#### [Input for this task]
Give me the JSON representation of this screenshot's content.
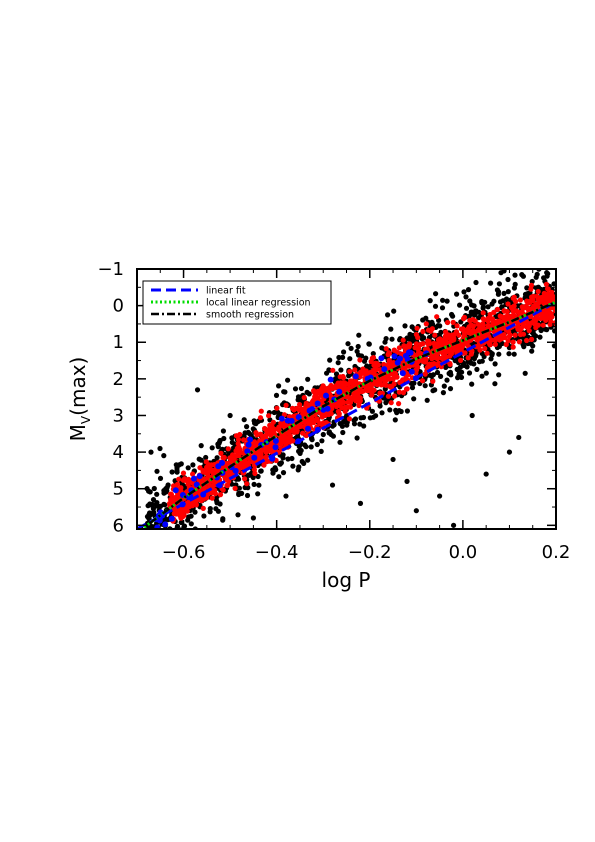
{
  "chart_data": {
    "type": "scatter",
    "title": "",
    "xlabel": "log P",
    "ylabel": "M_V(max)",
    "ylabel_main": "M",
    "ylabel_sub": "V",
    "ylabel_tail": "(max)",
    "xlim": [
      -0.7,
      0.2
    ],
    "ylim": [
      6.1,
      -1.0
    ],
    "y_axis_inverted": true,
    "x_ticks": [
      -0.6,
      -0.4,
      -0.2,
      0.0,
      0.2
    ],
    "x_tick_labels": [
      "−0.6",
      "−0.4",
      "−0.2",
      "0.0",
      "0.2"
    ],
    "y_ticks": [
      -1,
      0,
      1,
      2,
      3,
      4,
      5,
      6
    ],
    "y_tick_labels": [
      "−1",
      "0",
      "1",
      "2",
      "3",
      "4",
      "5",
      "6"
    ],
    "grid": false,
    "legend_position": "top-left",
    "relation_points_logP": [
      -0.7,
      -0.6,
      -0.5,
      -0.4,
      -0.3,
      -0.2,
      -0.1,
      0.0,
      0.1,
      0.2
    ],
    "series": [
      {
        "name": "linear fit",
        "style": "dashed",
        "color": "#0000ff",
        "x": [
          -0.7,
          0.2
        ],
        "y": [
          6.1,
          -0.1
        ]
      },
      {
        "name": "local linear regression",
        "style": "dotted",
        "color": "#00dd00",
        "x": [
          -0.7,
          -0.6,
          -0.5,
          -0.4,
          -0.3,
          -0.2,
          -0.1,
          0.0,
          0.1,
          0.2
        ],
        "y": [
          6.2,
          5.25,
          4.4,
          3.55,
          2.75,
          2.05,
          1.45,
          0.95,
          0.45,
          -0.1
        ]
      },
      {
        "name": "smooth regression",
        "style": "dash-dot",
        "color": "#000000",
        "x": [
          -0.7,
          -0.6,
          -0.5,
          -0.4,
          -0.3,
          -0.2,
          -0.1,
          0.0,
          0.1,
          0.2
        ],
        "y": [
          6.2,
          5.25,
          4.4,
          3.55,
          2.75,
          2.05,
          1.45,
          0.95,
          0.45,
          -0.1
        ]
      }
    ],
    "scatter_groups": [
      {
        "color": "#000000",
        "count": 1500,
        "scatter_mag": 0.55,
        "xrange": [
          -0.68,
          0.2
        ]
      },
      {
        "color": "#ff0000",
        "count": 1600,
        "scatter_mag": 0.28,
        "xrange": [
          -0.63,
          0.2
        ]
      },
      {
        "color": "#0000ff",
        "count": 70,
        "scatter_mag": 0.25,
        "xrange": [
          -0.66,
          -0.06
        ]
      }
    ],
    "outliers": [
      {
        "x": -0.45,
        "y": 5.8
      },
      {
        "x": -0.38,
        "y": 5.2
      },
      {
        "x": -0.28,
        "y": 4.9
      },
      {
        "x": -0.22,
        "y": 5.4
      },
      {
        "x": -0.1,
        "y": 5.6
      },
      {
        "x": -0.05,
        "y": 5.2
      },
      {
        "x": -0.02,
        "y": 6.0
      },
      {
        "x": 0.05,
        "y": 4.6
      },
      {
        "x": 0.1,
        "y": 4.0
      },
      {
        "x": 0.12,
        "y": 3.6
      },
      {
        "x": -0.15,
        "y": 4.2
      },
      {
        "x": -0.57,
        "y": 2.3
      },
      {
        "x": -0.5,
        "y": 3.0
      },
      {
        "x": 0.02,
        "y": 3.0
      },
      {
        "x": 0.15,
        "y": 1.1
      },
      {
        "x": -0.12,
        "y": 4.8
      },
      {
        "x": 0.18,
        "y": -0.9
      },
      {
        "x": 0.13,
        "y": -0.8
      }
    ]
  }
}
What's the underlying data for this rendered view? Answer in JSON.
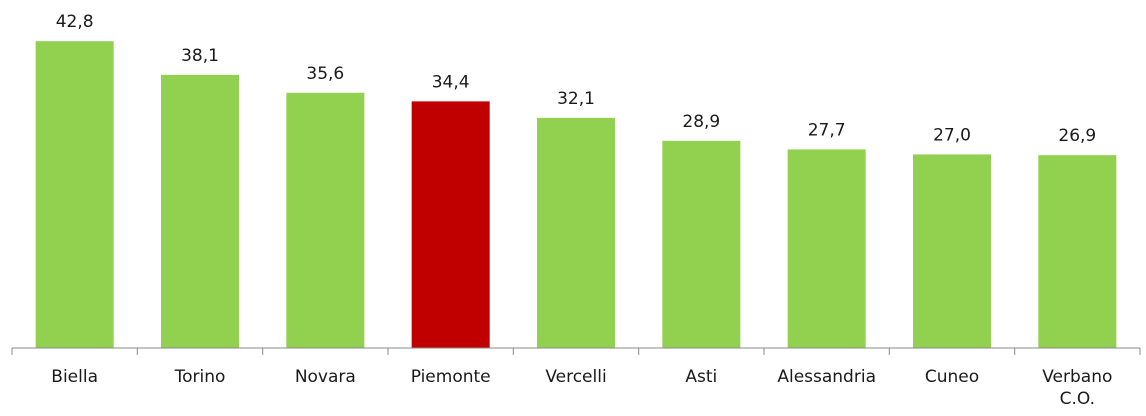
{
  "chart_data": {
    "type": "bar",
    "categories": [
      "Biella",
      "Torino",
      "Novara",
      "Piemonte",
      "Vercelli",
      "Asti",
      "Alessandria",
      "Cuneo",
      "Verbano\nC.O."
    ],
    "values": [
      42.8,
      38.1,
      35.6,
      34.4,
      32.1,
      28.9,
      27.7,
      27.0,
      26.9
    ],
    "value_labels": [
      "42,8",
      "38,1",
      "35,6",
      "34,4",
      "32,1",
      "28,9",
      "27,7",
      "27,0",
      "26,9"
    ],
    "colors": [
      "#92d050",
      "#92d050",
      "#92d050",
      "#c00000",
      "#92d050",
      "#92d050",
      "#92d050",
      "#92d050",
      "#92d050"
    ],
    "ylim": [
      0,
      45
    ]
  }
}
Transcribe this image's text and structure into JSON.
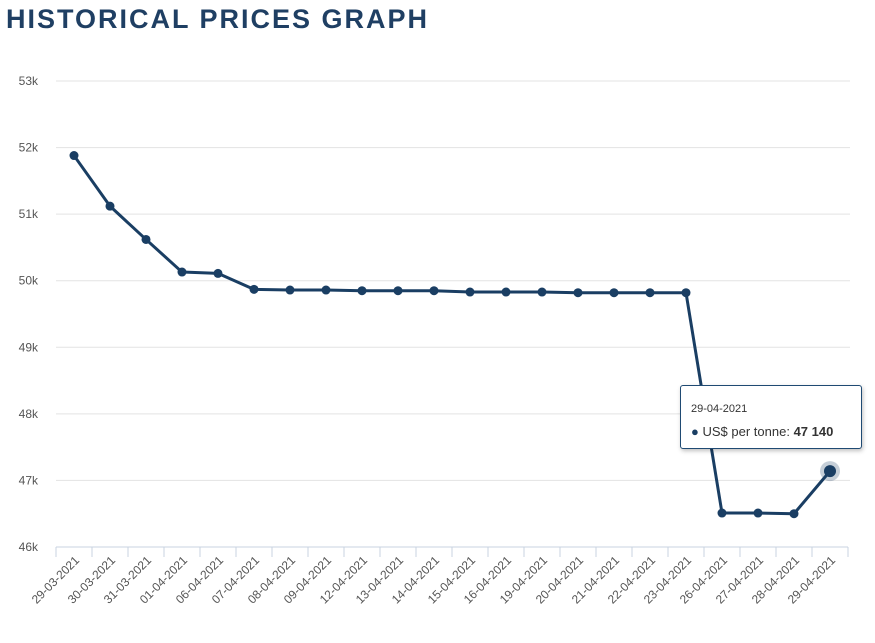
{
  "chart_data": {
    "type": "line",
    "title": "HISTORICAL PRICES GRAPH",
    "xlabel": "",
    "ylabel": "",
    "ylim": [
      46000,
      53000
    ],
    "yticks": [
      "46k",
      "47k",
      "48k",
      "49k",
      "50k",
      "51k",
      "52k",
      "53k"
    ],
    "grid": true,
    "line_color": "#1a3e63",
    "categories": [
      "29-03-2021",
      "30-03-2021",
      "31-03-2021",
      "01-04-2021",
      "06-04-2021",
      "07-04-2021",
      "08-04-2021",
      "09-04-2021",
      "12-04-2021",
      "13-04-2021",
      "14-04-2021",
      "15-04-2021",
      "16-04-2021",
      "19-04-2021",
      "20-04-2021",
      "21-04-2021",
      "22-04-2021",
      "23-04-2021",
      "26-04-2021",
      "27-04-2021",
      "28-04-2021",
      "29-04-2021"
    ],
    "series": [
      {
        "name": "US$ per tonne",
        "values": [
          51880,
          51120,
          50620,
          50130,
          50110,
          49870,
          49860,
          49860,
          49850,
          49850,
          49850,
          49830,
          49830,
          49830,
          49820,
          49820,
          49820,
          49820,
          46510,
          46510,
          46500,
          47140
        ]
      }
    ],
    "tooltip": {
      "date": "29-04-2021",
      "series": "US$ per tonne:",
      "value": "47 140"
    }
  }
}
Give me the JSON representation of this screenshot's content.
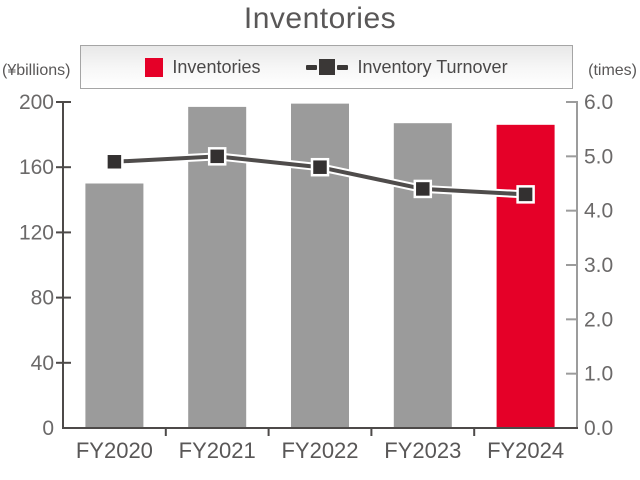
{
  "title": "Inventories",
  "legend": {
    "items": [
      {
        "label": "Inventories",
        "marker": "square-swatch",
        "color": "#e50028"
      },
      {
        "label": "Inventory Turnover",
        "marker": "dash-square-dash",
        "color": "#3a3736"
      }
    ]
  },
  "chart_data": {
    "type": "bar+line",
    "title": "Inventories",
    "categories": [
      "FY2020",
      "FY2021",
      "FY2022",
      "FY2023",
      "FY2024"
    ],
    "series": [
      {
        "name": "Inventories",
        "type": "bar",
        "axis": "left",
        "values": [
          150,
          197,
          199,
          187,
          186
        ],
        "bar_colors": [
          "#9b9b9b",
          "#9b9b9b",
          "#9b9b9b",
          "#9b9b9b",
          "#e50028"
        ]
      },
      {
        "name": "Inventory Turnover",
        "type": "line",
        "axis": "right",
        "values": [
          4.9,
          5.0,
          4.8,
          4.4,
          4.3
        ],
        "line_color": "#4f4c4b",
        "marker": "filled-square",
        "marker_color": "#333030"
      }
    ],
    "left_axis": {
      "label": "(¥billions)",
      "min": 0,
      "max": 200,
      "step": 40,
      "ticks": [
        "0",
        "40",
        "80",
        "120",
        "160",
        "200"
      ]
    },
    "right_axis": {
      "label": "(times)",
      "min": 0,
      "max": 6,
      "step": 1,
      "ticks": [
        "0.0",
        "1.0",
        "2.0",
        "3.0",
        "4.0",
        "5.0",
        "6.0"
      ]
    },
    "legend_position": "top",
    "grid": false
  },
  "colors": {
    "bar_gray": "#9b9b9b",
    "accent_red": "#e50028",
    "axis_dark": "#4d4a49",
    "axis_light": "#9c9c9c",
    "text_dark": "#595757",
    "text_mid": "#6b6969",
    "legend_border": "#a5a5a5"
  }
}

#### [Written request]
The pictures should not appear in the copy; every other part of the records above must be returned exactly.

#### [Exercise result]
Give me the JSON representation of this screenshot's content.
{
  "chart_data": {
    "type": "scatter",
    "title": "",
    "xlabel": "log P",
    "ylabel": "M_V(max)",
    "ylabel_main": "M",
    "ylabel_sub": "V",
    "ylabel_tail": "(max)",
    "xlim": [
      -0.7,
      0.2
    ],
    "ylim": [
      6.1,
      -1.0
    ],
    "y_axis_inverted": true,
    "x_ticks": [
      -0.6,
      -0.4,
      -0.2,
      0.0,
      0.2
    ],
    "x_tick_labels": [
      "−0.6",
      "−0.4",
      "−0.2",
      "0.0",
      "0.2"
    ],
    "y_ticks": [
      -1,
      0,
      1,
      2,
      3,
      4,
      5,
      6
    ],
    "y_tick_labels": [
      "−1",
      "0",
      "1",
      "2",
      "3",
      "4",
      "5",
      "6"
    ],
    "grid": false,
    "legend_position": "top-left",
    "relation_points_logP": [
      -0.7,
      -0.6,
      -0.5,
      -0.4,
      -0.3,
      -0.2,
      -0.1,
      0.0,
      0.1,
      0.2
    ],
    "series": [
      {
        "name": "linear fit",
        "style": "dashed",
        "color": "#0000ff",
        "x": [
          -0.7,
          0.2
        ],
        "y": [
          6.1,
          -0.1
        ]
      },
      {
        "name": "local linear regression",
        "style": "dotted",
        "color": "#00dd00",
        "x": [
          -0.7,
          -0.6,
          -0.5,
          -0.4,
          -0.3,
          -0.2,
          -0.1,
          0.0,
          0.1,
          0.2
        ],
        "y": [
          6.2,
          5.25,
          4.4,
          3.55,
          2.75,
          2.05,
          1.45,
          0.95,
          0.45,
          -0.1
        ]
      },
      {
        "name": "smooth regression",
        "style": "dash-dot",
        "color": "#000000",
        "x": [
          -0.7,
          -0.6,
          -0.5,
          -0.4,
          -0.3,
          -0.2,
          -0.1,
          0.0,
          0.1,
          0.2
        ],
        "y": [
          6.2,
          5.25,
          4.4,
          3.55,
          2.75,
          2.05,
          1.45,
          0.95,
          0.45,
          -0.1
        ]
      }
    ],
    "scatter_groups": [
      {
        "color": "#000000",
        "count": 1500,
        "scatter_mag": 0.55,
        "xrange": [
          -0.68,
          0.2
        ]
      },
      {
        "color": "#ff0000",
        "count": 1600,
        "scatter_mag": 0.28,
        "xrange": [
          -0.63,
          0.2
        ]
      },
      {
        "color": "#0000ff",
        "count": 70,
        "scatter_mag": 0.25,
        "xrange": [
          -0.66,
          -0.06
        ]
      }
    ],
    "outliers": [
      {
        "x": -0.45,
        "y": 5.8
      },
      {
        "x": -0.38,
        "y": 5.2
      },
      {
        "x": -0.28,
        "y": 4.9
      },
      {
        "x": -0.22,
        "y": 5.4
      },
      {
        "x": -0.1,
        "y": 5.6
      },
      {
        "x": -0.05,
        "y": 5.2
      },
      {
        "x": -0.02,
        "y": 6.0
      },
      {
        "x": 0.05,
        "y": 4.6
      },
      {
        "x": 0.1,
        "y": 4.0
      },
      {
        "x": 0.12,
        "y": 3.6
      },
      {
        "x": -0.15,
        "y": 4.2
      },
      {
        "x": -0.57,
        "y": 2.3
      },
      {
        "x": -0.5,
        "y": 3.0
      },
      {
        "x": 0.02,
        "y": 3.0
      },
      {
        "x": 0.15,
        "y": 1.1
      },
      {
        "x": -0.12,
        "y": 4.8
      },
      {
        "x": 0.18,
        "y": -0.9
      },
      {
        "x": 0.13,
        "y": -0.8
      }
    ]
  }
}
What's the underlying data for this rendered view? Answer in JSON.
{
  "chart_data": {
    "type": "bar",
    "categories": [
      "Biella",
      "Torino",
      "Novara",
      "Piemonte",
      "Vercelli",
      "Asti",
      "Alessandria",
      "Cuneo",
      "Verbano\nC.O."
    ],
    "values": [
      42.8,
      38.1,
      35.6,
      34.4,
      32.1,
      28.9,
      27.7,
      27.0,
      26.9
    ],
    "value_labels": [
      "42,8",
      "38,1",
      "35,6",
      "34,4",
      "32,1",
      "28,9",
      "27,7",
      "27,0",
      "26,9"
    ],
    "colors": [
      "#92d050",
      "#92d050",
      "#92d050",
      "#c00000",
      "#92d050",
      "#92d050",
      "#92d050",
      "#92d050",
      "#92d050"
    ],
    "ylim": [
      0,
      45
    ]
  }
}
Transcribe this image's text and structure into JSON.
{
  "chart_data": {
    "type": "line",
    "title": "HISTORICAL PRICES GRAPH",
    "xlabel": "",
    "ylabel": "",
    "ylim": [
      46000,
      53000
    ],
    "yticks": [
      "46k",
      "47k",
      "48k",
      "49k",
      "50k",
      "51k",
      "52k",
      "53k"
    ],
    "grid": true,
    "line_color": "#1a3e63",
    "categories": [
      "29-03-2021",
      "30-03-2021",
      "31-03-2021",
      "01-04-2021",
      "06-04-2021",
      "07-04-2021",
      "08-04-2021",
      "09-04-2021",
      "12-04-2021",
      "13-04-2021",
      "14-04-2021",
      "15-04-2021",
      "16-04-2021",
      "19-04-2021",
      "20-04-2021",
      "21-04-2021",
      "22-04-2021",
      "23-04-2021",
      "26-04-2021",
      "27-04-2021",
      "28-04-2021",
      "29-04-2021"
    ],
    "series": [
      {
        "name": "US$ per tonne",
        "values": [
          51880,
          51120,
          50620,
          50130,
          50110,
          49870,
          49860,
          49860,
          49850,
          49850,
          49850,
          49830,
          49830,
          49830,
          49820,
          49820,
          49820,
          49820,
          46510,
          46510,
          46500,
          47140
        ]
      }
    ],
    "tooltip": {
      "date": "29-04-2021",
      "series": "US$ per tonne:",
      "value": "47 140"
    }
  }
}
Give me the JSON representation of this screenshot's content.
{
  "title": "Inventories",
  "legend": {
    "items": [
      {
        "label": "Inventories",
        "marker": "square-swatch",
        "color": "#e50028"
      },
      {
        "label": "Inventory Turnover",
        "marker": "dash-square-dash",
        "color": "#3a3736"
      }
    ]
  },
  "chart_data": {
    "type": "bar+line",
    "title": "Inventories",
    "categories": [
      "FY2020",
      "FY2021",
      "FY2022",
      "FY2023",
      "FY2024"
    ],
    "series": [
      {
        "name": "Inventories",
        "type": "bar",
        "axis": "left",
        "values": [
          150,
          197,
          199,
          187,
          186
        ],
        "bar_colors": [
          "#9b9b9b",
          "#9b9b9b",
          "#9b9b9b",
          "#9b9b9b",
          "#e50028"
        ]
      },
      {
        "name": "Inventory Turnover",
        "type": "line",
        "axis": "right",
        "values": [
          4.9,
          5.0,
          4.8,
          4.4,
          4.3
        ],
        "line_color": "#4f4c4b",
        "marker": "filled-square",
        "marker_color": "#333030"
      }
    ],
    "left_axis": {
      "label": "(¥billions)",
      "min": 0,
      "max": 200,
      "step": 40,
      "ticks": [
        "0",
        "40",
        "80",
        "120",
        "160",
        "200"
      ]
    },
    "right_axis": {
      "label": "(times)",
      "min": 0,
      "max": 6,
      "step": 1,
      "ticks": [
        "0.0",
        "1.0",
        "2.0",
        "3.0",
        "4.0",
        "5.0",
        "6.0"
      ]
    },
    "legend_position": "top",
    "grid": false
  },
  "colors": {
    "bar_gray": "#9b9b9b",
    "accent_red": "#e50028",
    "axis_dark": "#4d4a49",
    "axis_light": "#9c9c9c",
    "text_dark": "#595757",
    "text_mid": "#6b6969",
    "legend_border": "#a5a5a5"
  }
}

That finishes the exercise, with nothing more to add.